WHAT YOU HAVE TO DO: Each record below must be returned exactly as shown.

■ ■ ■ ■

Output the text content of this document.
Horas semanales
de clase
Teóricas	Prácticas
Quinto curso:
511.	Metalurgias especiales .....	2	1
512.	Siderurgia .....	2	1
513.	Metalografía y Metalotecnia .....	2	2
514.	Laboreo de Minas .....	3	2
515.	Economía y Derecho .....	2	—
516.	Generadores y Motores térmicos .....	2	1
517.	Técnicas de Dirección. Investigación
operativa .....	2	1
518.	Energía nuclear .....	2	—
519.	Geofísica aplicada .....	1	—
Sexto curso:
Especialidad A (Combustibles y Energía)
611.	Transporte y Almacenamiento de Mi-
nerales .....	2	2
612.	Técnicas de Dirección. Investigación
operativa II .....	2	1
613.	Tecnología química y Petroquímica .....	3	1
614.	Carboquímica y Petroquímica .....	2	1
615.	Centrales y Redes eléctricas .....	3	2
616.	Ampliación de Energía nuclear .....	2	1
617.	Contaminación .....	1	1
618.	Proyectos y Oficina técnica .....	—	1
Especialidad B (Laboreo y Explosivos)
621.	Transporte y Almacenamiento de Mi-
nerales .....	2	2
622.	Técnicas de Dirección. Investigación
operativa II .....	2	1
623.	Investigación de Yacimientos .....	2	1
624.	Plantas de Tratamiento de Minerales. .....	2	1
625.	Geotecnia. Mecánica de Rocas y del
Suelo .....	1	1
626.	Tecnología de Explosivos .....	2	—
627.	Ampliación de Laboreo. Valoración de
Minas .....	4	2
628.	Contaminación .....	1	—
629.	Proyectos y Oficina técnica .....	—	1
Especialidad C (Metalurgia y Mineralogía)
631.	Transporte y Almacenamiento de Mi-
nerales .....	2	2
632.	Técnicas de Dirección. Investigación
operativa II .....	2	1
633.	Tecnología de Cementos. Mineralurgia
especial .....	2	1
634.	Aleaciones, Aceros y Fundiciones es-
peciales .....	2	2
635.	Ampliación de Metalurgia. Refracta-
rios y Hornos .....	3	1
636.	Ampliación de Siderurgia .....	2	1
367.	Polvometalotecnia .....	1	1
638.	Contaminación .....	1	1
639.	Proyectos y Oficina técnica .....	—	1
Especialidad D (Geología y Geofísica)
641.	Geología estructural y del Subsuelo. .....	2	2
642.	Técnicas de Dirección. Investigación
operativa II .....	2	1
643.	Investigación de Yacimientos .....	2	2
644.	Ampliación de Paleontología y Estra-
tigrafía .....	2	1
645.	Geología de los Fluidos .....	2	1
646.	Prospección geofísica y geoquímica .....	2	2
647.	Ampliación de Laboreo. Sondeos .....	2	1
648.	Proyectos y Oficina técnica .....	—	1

■ ■ ■ ■

FULL OUTPUT:
Output the text content of this document.
Horas semanales
de clase
Teóricas	Prácticas
Quinto curso:
511.	Metalurgias especiales .....	2	1
512.	Siderurgia .....	2	1
513.	Metalografía y Metalotecnia .....	2	2
514.	Laboreo de Minas .....	3	2
515.	Economía y Derecho .....	2	—
516.	Generadores y Motores térmicos .....	2	1
517.	Técnicas de Dirección. Investigación
operativa .....	2	1
518.	Energía nuclear .....	2	—
519.	Geofísica aplicada .....	1	—
Sexto curso:
Especialidad A (Combustibles y Energía)
611.	Transporte y Almacenamiento de Mi-
nerales .....	2	2
612.	Técnicas de Dirección. Investigación
operativa II .....	2	1
613.	Tecnología química y Petroquímica .....	3	1
614.	Carboquímica y Petroquímica .....	2	1
615.	Centrales y Redes eléctricas .....	3	2
616.	Ampliación de Energía nuclear .....	2	1
617.	Contaminación .....	1	1
618.	Proyectos y Oficina técnica .....	—	1
Especialidad B (Laboreo y Explosivos)
621.	Transporte y Almacenamiento de Mi-
nerales .....	2	2
622.	Técnicas de Dirección. Investigación
operativa II .....	2	1
623.	Investigación de Yacimientos .....	2	1
624.	Plantas de Tratamiento de Minerales. .....	2	1
625.	Geotecnia. Mecánica de Rocas y del
Suelo .....	1	1
626.	Tecnología de Explosivos .....	2	—
627.	Ampliación de Laboreo. Valoración de
Minas .....	4	2
628.	Contaminación .....	1	—
629.	Proyectos y Oficina técnica .....	—	1
Especialidad C (Metalurgia y Mineralogía)
631.	Transporte y Almacenamiento de Mi-
nerales .....	2	2
632.	Técnicas de Dirección. Investigación
operativa II .....	2	1
633.	Tecnología de Cementos. Mineralurgia
especial .....	2	1
634.	Aleaciones, Aceros y Fundiciones es-
peciales .....	2	2
635.	Ampliación de Metalurgia. Refracta-
rios y Hornos .....	3	1
636.	Ampliación de Siderurgia .....	2	1
367.	Polvometalotecnia .....	1	1
638.	Contaminación .....	1	1
639.	Proyectos y Oficina técnica .....	—	1
Especialidad D (Geología y Geofísica)
641.	Geología estructural y del Subsuelo. .....	2	2
642.	Técnicas de Dirección. Investigación
operativa II .....	2	1
643.	Investigación de Yacimientos .....	2	2
644.	Ampliación de Paleontología y Estra-
tigrafía .....	2	1
645.	Geología de los Fluidos .....	2	1
646.	Prospección geofísica y geoquímica .....	2	2
647.	Ampliación de Laboreo. Sondeos .....	2	1
648.	Proyectos y Oficina técnica .....	—	1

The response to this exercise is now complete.